The exercise – Say how many lines in the data below contain the word "Hochrhein", and give no other text.

——

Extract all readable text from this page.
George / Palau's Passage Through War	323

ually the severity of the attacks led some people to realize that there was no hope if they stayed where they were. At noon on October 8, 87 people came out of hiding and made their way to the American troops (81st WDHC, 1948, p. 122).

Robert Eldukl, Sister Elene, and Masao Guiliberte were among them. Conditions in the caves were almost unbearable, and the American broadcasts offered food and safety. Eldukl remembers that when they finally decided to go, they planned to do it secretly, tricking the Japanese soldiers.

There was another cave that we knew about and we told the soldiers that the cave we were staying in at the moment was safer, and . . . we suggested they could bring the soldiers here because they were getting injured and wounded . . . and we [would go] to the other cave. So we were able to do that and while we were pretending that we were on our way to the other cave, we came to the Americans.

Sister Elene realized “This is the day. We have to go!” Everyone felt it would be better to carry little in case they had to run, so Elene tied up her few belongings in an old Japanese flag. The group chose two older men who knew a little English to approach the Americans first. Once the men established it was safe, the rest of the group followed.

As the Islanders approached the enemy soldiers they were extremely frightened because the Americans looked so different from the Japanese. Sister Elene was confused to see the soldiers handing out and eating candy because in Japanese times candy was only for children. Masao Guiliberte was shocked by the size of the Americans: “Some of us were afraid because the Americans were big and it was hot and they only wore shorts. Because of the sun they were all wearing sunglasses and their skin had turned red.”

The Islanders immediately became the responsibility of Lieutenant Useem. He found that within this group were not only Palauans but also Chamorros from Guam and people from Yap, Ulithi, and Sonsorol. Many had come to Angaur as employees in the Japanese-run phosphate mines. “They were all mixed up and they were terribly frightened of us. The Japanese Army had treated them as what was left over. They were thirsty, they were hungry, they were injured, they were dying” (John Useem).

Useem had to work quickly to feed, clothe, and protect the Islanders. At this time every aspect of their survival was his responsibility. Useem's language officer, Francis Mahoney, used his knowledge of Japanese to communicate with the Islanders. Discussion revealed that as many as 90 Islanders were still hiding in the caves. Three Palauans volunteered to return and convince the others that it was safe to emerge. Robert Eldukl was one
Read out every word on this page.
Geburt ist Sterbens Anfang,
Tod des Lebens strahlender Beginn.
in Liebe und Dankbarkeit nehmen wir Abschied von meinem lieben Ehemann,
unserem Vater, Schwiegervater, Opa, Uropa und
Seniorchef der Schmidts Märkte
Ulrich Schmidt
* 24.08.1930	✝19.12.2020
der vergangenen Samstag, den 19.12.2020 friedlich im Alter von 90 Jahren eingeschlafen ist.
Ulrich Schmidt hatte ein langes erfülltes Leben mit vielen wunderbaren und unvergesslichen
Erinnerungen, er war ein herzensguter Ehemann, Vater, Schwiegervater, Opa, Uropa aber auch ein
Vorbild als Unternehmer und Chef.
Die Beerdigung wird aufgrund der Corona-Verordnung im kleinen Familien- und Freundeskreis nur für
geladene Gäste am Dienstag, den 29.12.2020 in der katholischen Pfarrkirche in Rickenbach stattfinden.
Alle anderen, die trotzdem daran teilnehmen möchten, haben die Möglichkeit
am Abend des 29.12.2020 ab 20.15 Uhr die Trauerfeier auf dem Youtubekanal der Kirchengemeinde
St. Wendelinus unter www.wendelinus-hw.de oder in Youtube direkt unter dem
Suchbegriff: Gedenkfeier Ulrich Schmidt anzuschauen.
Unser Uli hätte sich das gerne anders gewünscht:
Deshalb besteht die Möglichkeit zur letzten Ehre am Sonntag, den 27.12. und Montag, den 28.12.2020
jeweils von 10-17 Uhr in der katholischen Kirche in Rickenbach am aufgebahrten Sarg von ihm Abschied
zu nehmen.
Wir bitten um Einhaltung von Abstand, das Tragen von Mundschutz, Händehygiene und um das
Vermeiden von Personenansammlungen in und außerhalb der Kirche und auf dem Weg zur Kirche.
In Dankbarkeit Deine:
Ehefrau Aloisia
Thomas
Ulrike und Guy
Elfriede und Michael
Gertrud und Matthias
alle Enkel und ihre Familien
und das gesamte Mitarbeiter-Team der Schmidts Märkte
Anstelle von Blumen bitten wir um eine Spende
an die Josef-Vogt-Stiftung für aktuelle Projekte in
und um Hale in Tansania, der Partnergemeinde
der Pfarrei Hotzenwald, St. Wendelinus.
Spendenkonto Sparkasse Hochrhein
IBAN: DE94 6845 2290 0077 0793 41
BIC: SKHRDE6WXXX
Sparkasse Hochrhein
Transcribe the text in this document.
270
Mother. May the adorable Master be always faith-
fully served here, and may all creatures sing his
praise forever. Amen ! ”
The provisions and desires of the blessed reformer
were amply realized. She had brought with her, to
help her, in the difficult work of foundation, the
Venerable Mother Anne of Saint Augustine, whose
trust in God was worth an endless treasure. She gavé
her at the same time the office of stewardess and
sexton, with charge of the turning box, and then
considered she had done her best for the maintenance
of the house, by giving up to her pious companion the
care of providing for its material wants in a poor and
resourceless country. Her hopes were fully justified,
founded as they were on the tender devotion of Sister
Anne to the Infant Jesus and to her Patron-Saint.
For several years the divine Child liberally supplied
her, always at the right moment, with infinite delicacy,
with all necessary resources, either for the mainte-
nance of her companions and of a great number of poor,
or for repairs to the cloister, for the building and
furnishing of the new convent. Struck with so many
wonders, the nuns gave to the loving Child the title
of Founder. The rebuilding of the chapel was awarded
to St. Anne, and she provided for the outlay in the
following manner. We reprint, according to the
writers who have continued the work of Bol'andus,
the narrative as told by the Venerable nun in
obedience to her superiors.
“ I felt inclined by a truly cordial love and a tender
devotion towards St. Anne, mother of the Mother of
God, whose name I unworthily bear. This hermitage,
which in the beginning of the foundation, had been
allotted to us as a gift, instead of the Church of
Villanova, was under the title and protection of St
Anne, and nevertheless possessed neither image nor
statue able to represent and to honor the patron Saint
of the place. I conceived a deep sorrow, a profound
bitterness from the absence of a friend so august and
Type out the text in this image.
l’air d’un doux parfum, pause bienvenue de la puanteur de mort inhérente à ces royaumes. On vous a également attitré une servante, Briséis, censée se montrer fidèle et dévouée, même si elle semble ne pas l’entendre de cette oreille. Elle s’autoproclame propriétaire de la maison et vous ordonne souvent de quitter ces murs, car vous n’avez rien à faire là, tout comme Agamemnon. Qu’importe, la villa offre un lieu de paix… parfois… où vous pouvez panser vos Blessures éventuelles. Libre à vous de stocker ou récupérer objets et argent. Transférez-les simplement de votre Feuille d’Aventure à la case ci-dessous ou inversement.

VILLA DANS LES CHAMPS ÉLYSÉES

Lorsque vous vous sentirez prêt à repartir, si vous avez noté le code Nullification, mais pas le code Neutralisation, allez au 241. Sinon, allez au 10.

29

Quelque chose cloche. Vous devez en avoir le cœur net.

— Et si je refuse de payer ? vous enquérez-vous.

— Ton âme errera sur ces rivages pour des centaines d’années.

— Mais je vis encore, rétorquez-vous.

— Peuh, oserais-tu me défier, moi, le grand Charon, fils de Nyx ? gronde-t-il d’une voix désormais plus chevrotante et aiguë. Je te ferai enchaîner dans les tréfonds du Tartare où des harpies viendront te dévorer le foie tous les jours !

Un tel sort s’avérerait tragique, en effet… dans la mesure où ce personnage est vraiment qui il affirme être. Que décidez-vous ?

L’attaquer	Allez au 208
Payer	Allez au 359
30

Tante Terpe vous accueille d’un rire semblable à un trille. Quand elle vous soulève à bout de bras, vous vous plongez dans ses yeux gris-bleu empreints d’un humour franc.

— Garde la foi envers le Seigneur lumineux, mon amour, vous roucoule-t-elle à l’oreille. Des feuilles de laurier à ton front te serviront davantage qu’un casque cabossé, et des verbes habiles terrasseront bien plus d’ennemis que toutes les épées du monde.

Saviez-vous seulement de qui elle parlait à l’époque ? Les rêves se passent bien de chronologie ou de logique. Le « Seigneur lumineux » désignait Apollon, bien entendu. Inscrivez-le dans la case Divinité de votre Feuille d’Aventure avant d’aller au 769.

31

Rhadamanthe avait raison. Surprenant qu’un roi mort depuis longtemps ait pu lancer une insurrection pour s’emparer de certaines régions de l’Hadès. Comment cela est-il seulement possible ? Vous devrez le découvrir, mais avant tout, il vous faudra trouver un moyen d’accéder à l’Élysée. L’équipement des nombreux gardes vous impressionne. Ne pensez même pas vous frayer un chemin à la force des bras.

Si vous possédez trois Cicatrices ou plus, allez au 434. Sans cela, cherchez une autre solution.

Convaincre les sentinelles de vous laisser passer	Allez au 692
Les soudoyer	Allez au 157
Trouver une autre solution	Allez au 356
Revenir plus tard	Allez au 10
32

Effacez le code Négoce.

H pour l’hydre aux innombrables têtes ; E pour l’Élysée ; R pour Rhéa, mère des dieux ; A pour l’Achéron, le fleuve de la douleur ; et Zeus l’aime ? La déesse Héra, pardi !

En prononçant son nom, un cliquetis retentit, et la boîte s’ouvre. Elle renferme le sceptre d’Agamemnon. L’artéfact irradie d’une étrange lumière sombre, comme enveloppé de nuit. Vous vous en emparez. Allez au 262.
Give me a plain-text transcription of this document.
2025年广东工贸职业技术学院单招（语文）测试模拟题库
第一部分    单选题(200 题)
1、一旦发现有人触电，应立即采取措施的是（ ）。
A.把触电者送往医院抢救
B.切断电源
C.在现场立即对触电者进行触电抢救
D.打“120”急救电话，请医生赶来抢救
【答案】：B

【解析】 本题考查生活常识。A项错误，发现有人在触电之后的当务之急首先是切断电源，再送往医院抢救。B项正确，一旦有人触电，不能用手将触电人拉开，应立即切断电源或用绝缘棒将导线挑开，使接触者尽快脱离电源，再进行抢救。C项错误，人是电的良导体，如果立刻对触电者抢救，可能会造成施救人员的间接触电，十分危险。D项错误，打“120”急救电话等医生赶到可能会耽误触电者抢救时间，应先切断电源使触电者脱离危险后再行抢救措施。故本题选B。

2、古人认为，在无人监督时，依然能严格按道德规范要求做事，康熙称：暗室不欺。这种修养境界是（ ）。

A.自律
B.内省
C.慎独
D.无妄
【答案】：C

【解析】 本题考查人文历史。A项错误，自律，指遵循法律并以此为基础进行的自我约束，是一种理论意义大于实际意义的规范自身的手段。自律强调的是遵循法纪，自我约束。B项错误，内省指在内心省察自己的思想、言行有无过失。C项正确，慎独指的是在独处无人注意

——

Exercise output – 2